THE PROBLEM => Pick every line with "陕西正信招标有限公司" from the material below.
== DATA FOR THIS EXERCISE ==
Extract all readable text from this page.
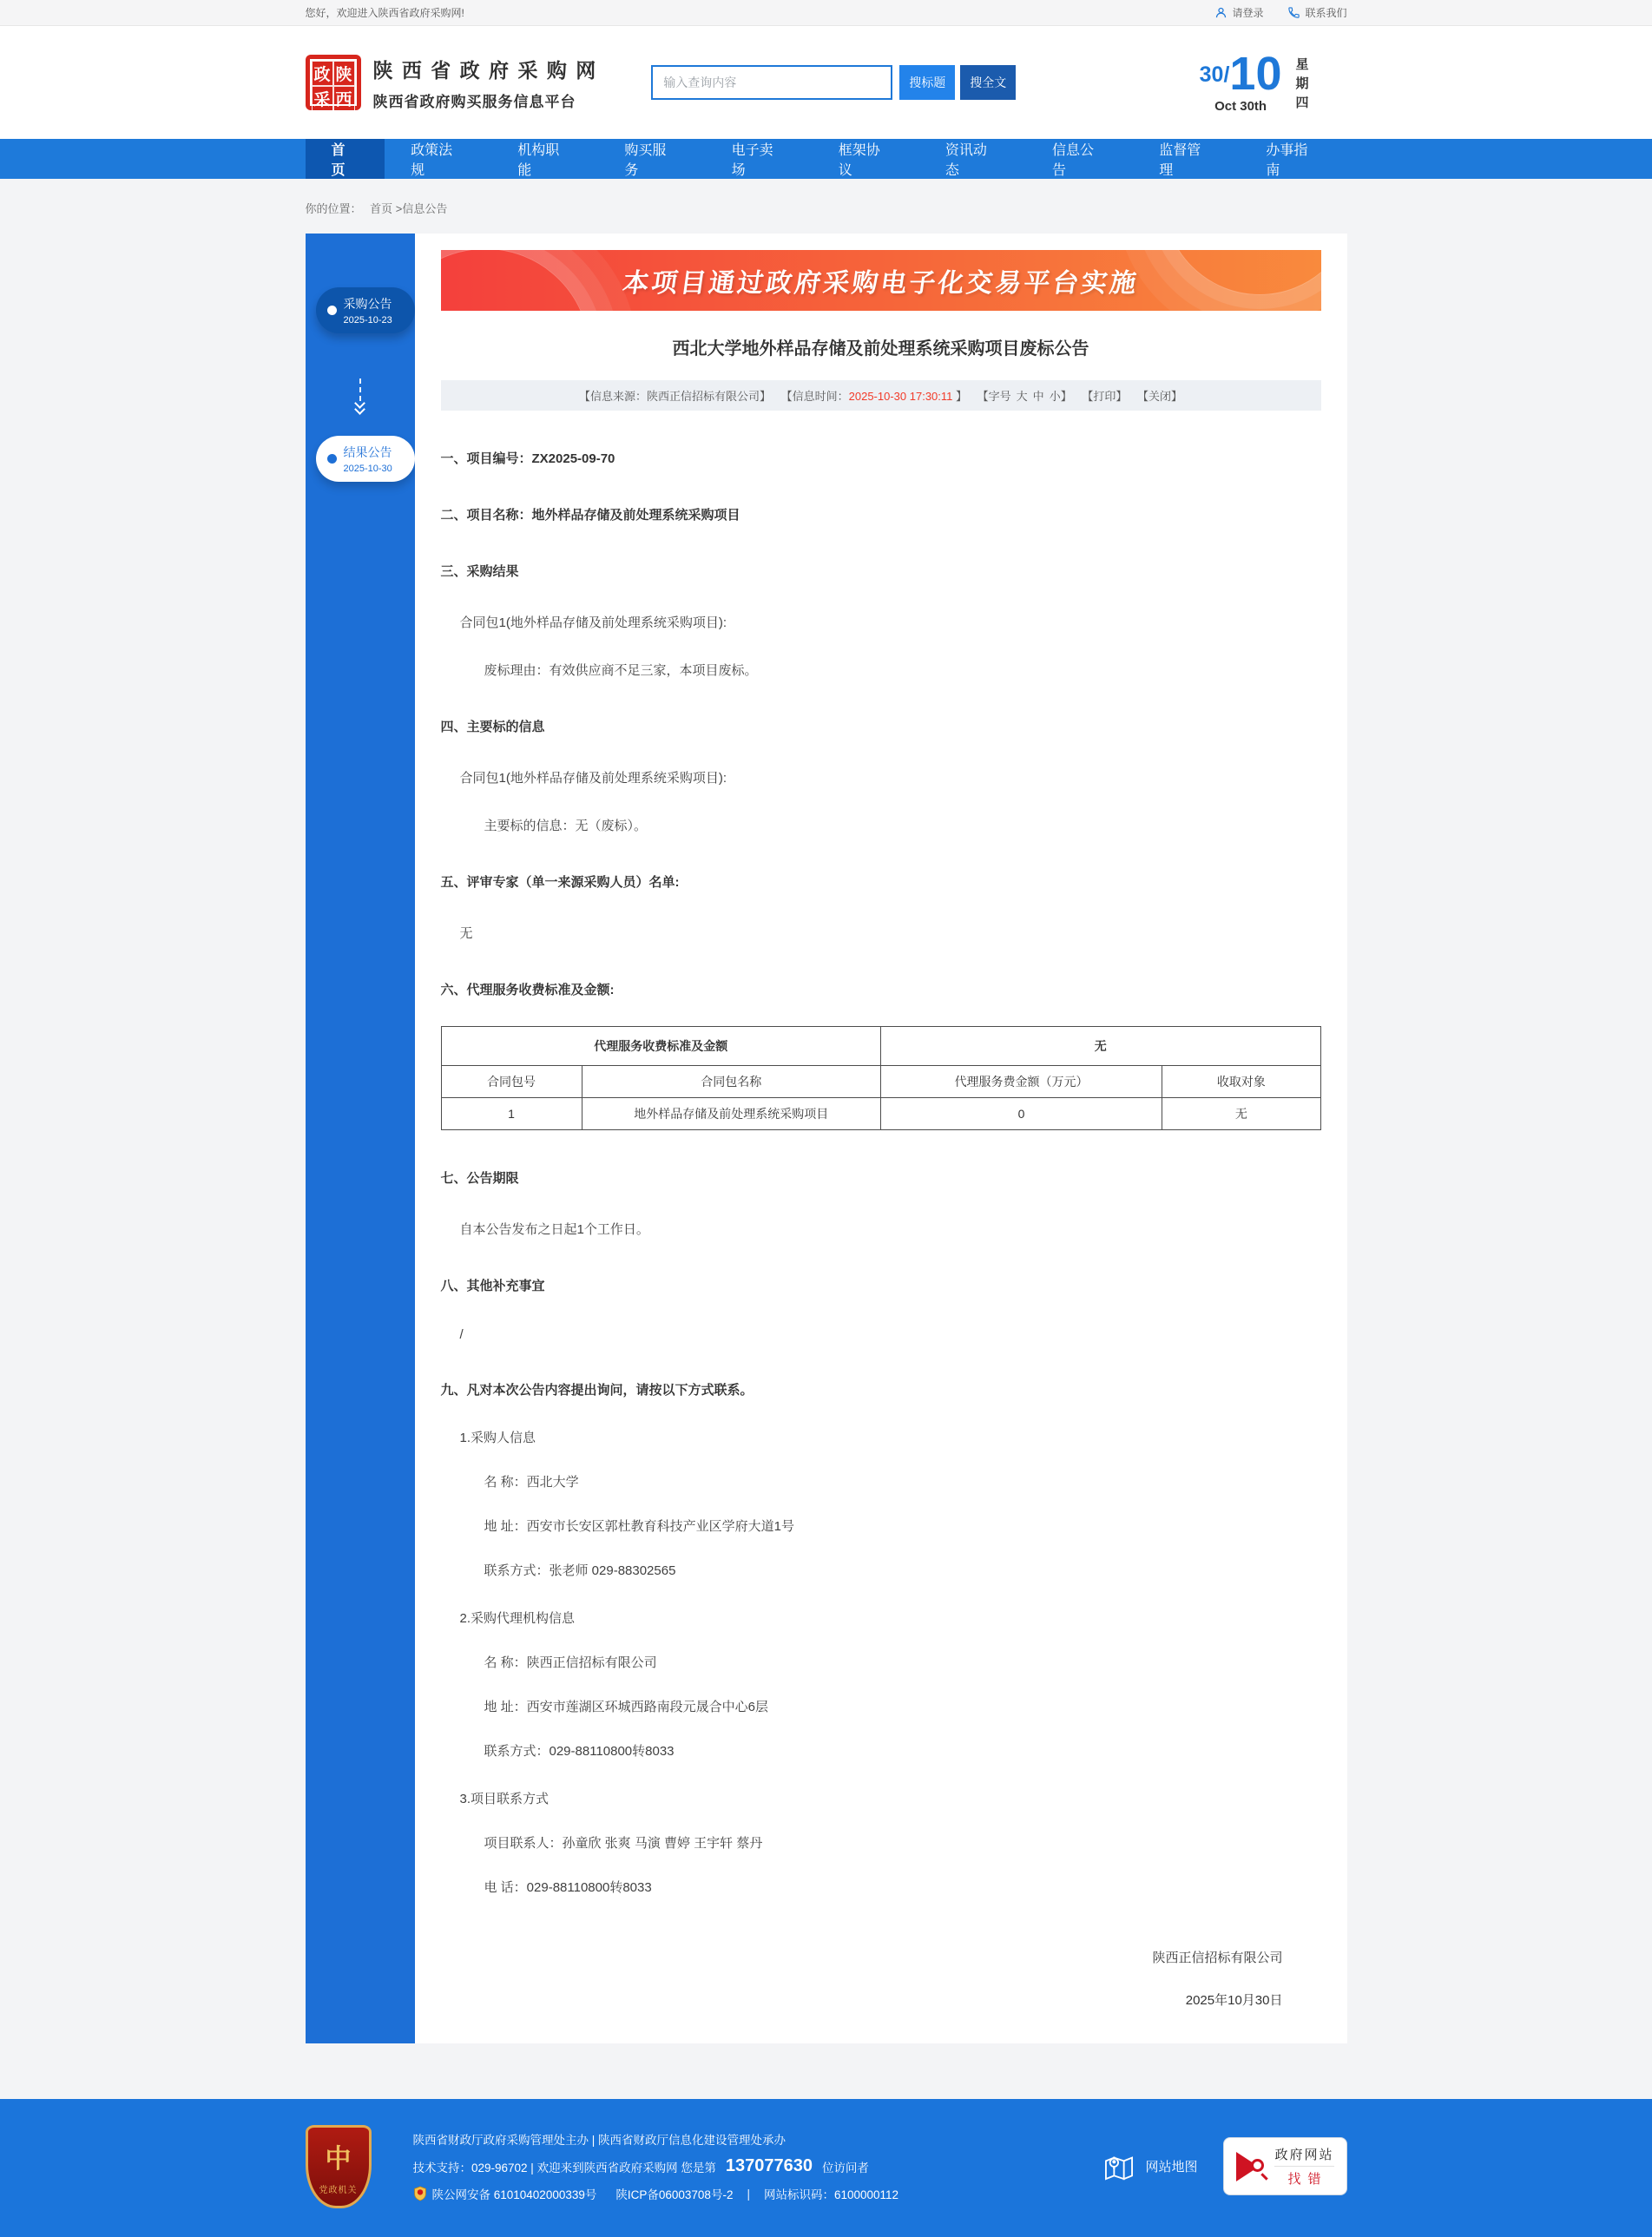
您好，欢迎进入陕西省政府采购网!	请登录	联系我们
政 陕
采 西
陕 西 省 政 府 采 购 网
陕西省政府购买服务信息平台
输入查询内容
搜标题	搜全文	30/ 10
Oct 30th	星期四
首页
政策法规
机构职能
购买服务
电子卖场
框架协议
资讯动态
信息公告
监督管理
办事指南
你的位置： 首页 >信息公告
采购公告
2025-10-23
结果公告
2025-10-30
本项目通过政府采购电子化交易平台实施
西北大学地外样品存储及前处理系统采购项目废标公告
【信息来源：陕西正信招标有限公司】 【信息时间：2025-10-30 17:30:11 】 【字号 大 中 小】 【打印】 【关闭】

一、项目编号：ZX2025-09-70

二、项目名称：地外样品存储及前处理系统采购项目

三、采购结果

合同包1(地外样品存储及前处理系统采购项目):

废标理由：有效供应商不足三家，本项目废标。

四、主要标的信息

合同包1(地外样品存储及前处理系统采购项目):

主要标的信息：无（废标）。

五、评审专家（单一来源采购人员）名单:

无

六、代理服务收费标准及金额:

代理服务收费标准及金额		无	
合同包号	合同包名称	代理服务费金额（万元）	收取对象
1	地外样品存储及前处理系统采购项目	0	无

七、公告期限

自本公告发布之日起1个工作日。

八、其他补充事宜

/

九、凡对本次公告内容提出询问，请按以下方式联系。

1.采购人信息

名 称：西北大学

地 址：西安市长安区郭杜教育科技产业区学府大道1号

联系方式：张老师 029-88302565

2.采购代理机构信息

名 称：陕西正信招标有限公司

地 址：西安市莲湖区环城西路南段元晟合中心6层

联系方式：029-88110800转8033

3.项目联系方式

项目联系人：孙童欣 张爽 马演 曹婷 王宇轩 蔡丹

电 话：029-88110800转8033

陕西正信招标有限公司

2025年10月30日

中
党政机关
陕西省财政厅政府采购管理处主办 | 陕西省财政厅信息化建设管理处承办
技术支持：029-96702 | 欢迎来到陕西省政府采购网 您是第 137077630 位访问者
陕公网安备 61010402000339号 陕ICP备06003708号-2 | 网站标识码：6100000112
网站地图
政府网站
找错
===
WRITTEN ANSWER =>
【信息来源：陕西正信招标有限公司】 【信息时间：2025-10-30 17:30:11 】 【字号 大 中 小】 【打印】 【关闭】
名 称：陕西正信招标有限公司
陕西正信招标有限公司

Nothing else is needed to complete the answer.